══ Record list ══

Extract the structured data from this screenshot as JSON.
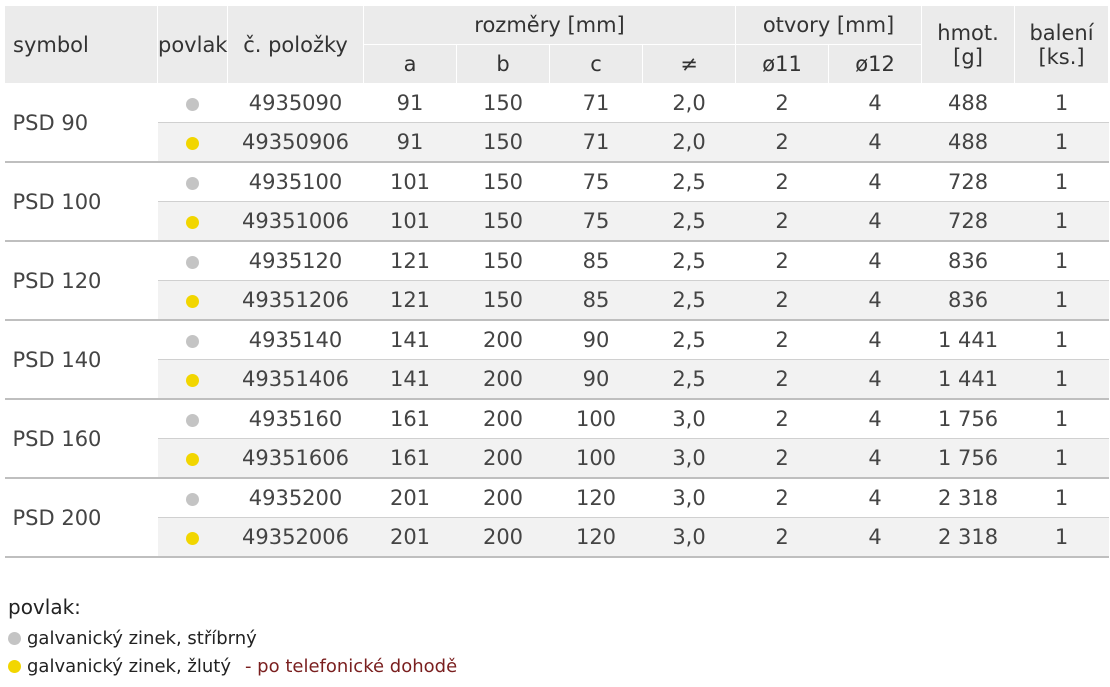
{
  "header": {
    "symbol": "symbol",
    "povlak": "povlak",
    "polozka": "č. položky",
    "rozmery": "rozměry [mm]",
    "otvory": "otvory [mm]",
    "hmot_1": "hmot.",
    "hmot_2": "[g]",
    "baleni_1": "balení",
    "baleni_2": "[ks.]",
    "sub": [
      "a",
      "b",
      "c",
      "≠",
      "ø11",
      "ø12"
    ]
  },
  "colors": {
    "silver": "#c4c4c4",
    "yellow": "#f2d600",
    "note": "#7a1f1f"
  },
  "groups": [
    {
      "symbol": "PSD 90",
      "rows": [
        {
          "coating": "silver",
          "item": "4935090",
          "a": "91",
          "b": "150",
          "c": "71",
          "t": "2,0",
          "o11": "2",
          "o12": "4",
          "weight": "488",
          "pack": "1"
        },
        {
          "coating": "yellow",
          "item": "49350906",
          "a": "91",
          "b": "150",
          "c": "71",
          "t": "2,0",
          "o11": "2",
          "o12": "4",
          "weight": "488",
          "pack": "1"
        }
      ]
    },
    {
      "symbol": "PSD 100",
      "rows": [
        {
          "coating": "silver",
          "item": "4935100",
          "a": "101",
          "b": "150",
          "c": "75",
          "t": "2,5",
          "o11": "2",
          "o12": "4",
          "weight": "728",
          "pack": "1"
        },
        {
          "coating": "yellow",
          "item": "49351006",
          "a": "101",
          "b": "150",
          "c": "75",
          "t": "2,5",
          "o11": "2",
          "o12": "4",
          "weight": "728",
          "pack": "1"
        }
      ]
    },
    {
      "symbol": "PSD 120",
      "rows": [
        {
          "coating": "silver",
          "item": "4935120",
          "a": "121",
          "b": "150",
          "c": "85",
          "t": "2,5",
          "o11": "2",
          "o12": "4",
          "weight": "836",
          "pack": "1"
        },
        {
          "coating": "yellow",
          "item": "49351206",
          "a": "121",
          "b": "150",
          "c": "85",
          "t": "2,5",
          "o11": "2",
          "o12": "4",
          "weight": "836",
          "pack": "1"
        }
      ]
    },
    {
      "symbol": "PSD 140",
      "rows": [
        {
          "coating": "silver",
          "item": "4935140",
          "a": "141",
          "b": "200",
          "c": "90",
          "t": "2,5",
          "o11": "2",
          "o12": "4",
          "weight": "1 441",
          "pack": "1"
        },
        {
          "coating": "yellow",
          "item": "49351406",
          "a": "141",
          "b": "200",
          "c": "90",
          "t": "2,5",
          "o11": "2",
          "o12": "4",
          "weight": "1 441",
          "pack": "1"
        }
      ]
    },
    {
      "symbol": "PSD 160",
      "rows": [
        {
          "coating": "silver",
          "item": "4935160",
          "a": "161",
          "b": "200",
          "c": "100",
          "t": "3,0",
          "o11": "2",
          "o12": "4",
          "weight": "1 756",
          "pack": "1"
        },
        {
          "coating": "yellow",
          "item": "49351606",
          "a": "161",
          "b": "200",
          "c": "100",
          "t": "3,0",
          "o11": "2",
          "o12": "4",
          "weight": "1 756",
          "pack": "1"
        }
      ]
    },
    {
      "symbol": "PSD 200",
      "rows": [
        {
          "coating": "silver",
          "item": "4935200",
          "a": "201",
          "b": "200",
          "c": "120",
          "t": "3,0",
          "o11": "2",
          "o12": "4",
          "weight": "2 318",
          "pack": "1"
        },
        {
          "coating": "yellow",
          "item": "49352006",
          "a": "201",
          "b": "200",
          "c": "120",
          "t": "3,0",
          "o11": "2",
          "o12": "4",
          "weight": "2 318",
          "pack": "1"
        }
      ]
    }
  ],
  "legend": {
    "title": "povlak:",
    "silver_label": "galvanický zinek, stříbrný",
    "yellow_label": "galvanický zinek, žlutý",
    "yellow_note": "- po telefonické dohodě"
  }
}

═══

Using the entries above, find all lines with "symbol". Copy them.

Answer.
    "symbol": "symbol",
      "symbol": "PSD 90",
      "symbol": "PSD 100",
      "symbol": "PSD 120",
      "symbol": "PSD 140",
      "symbol": "PSD 160",
      "symbol": "PSD 200",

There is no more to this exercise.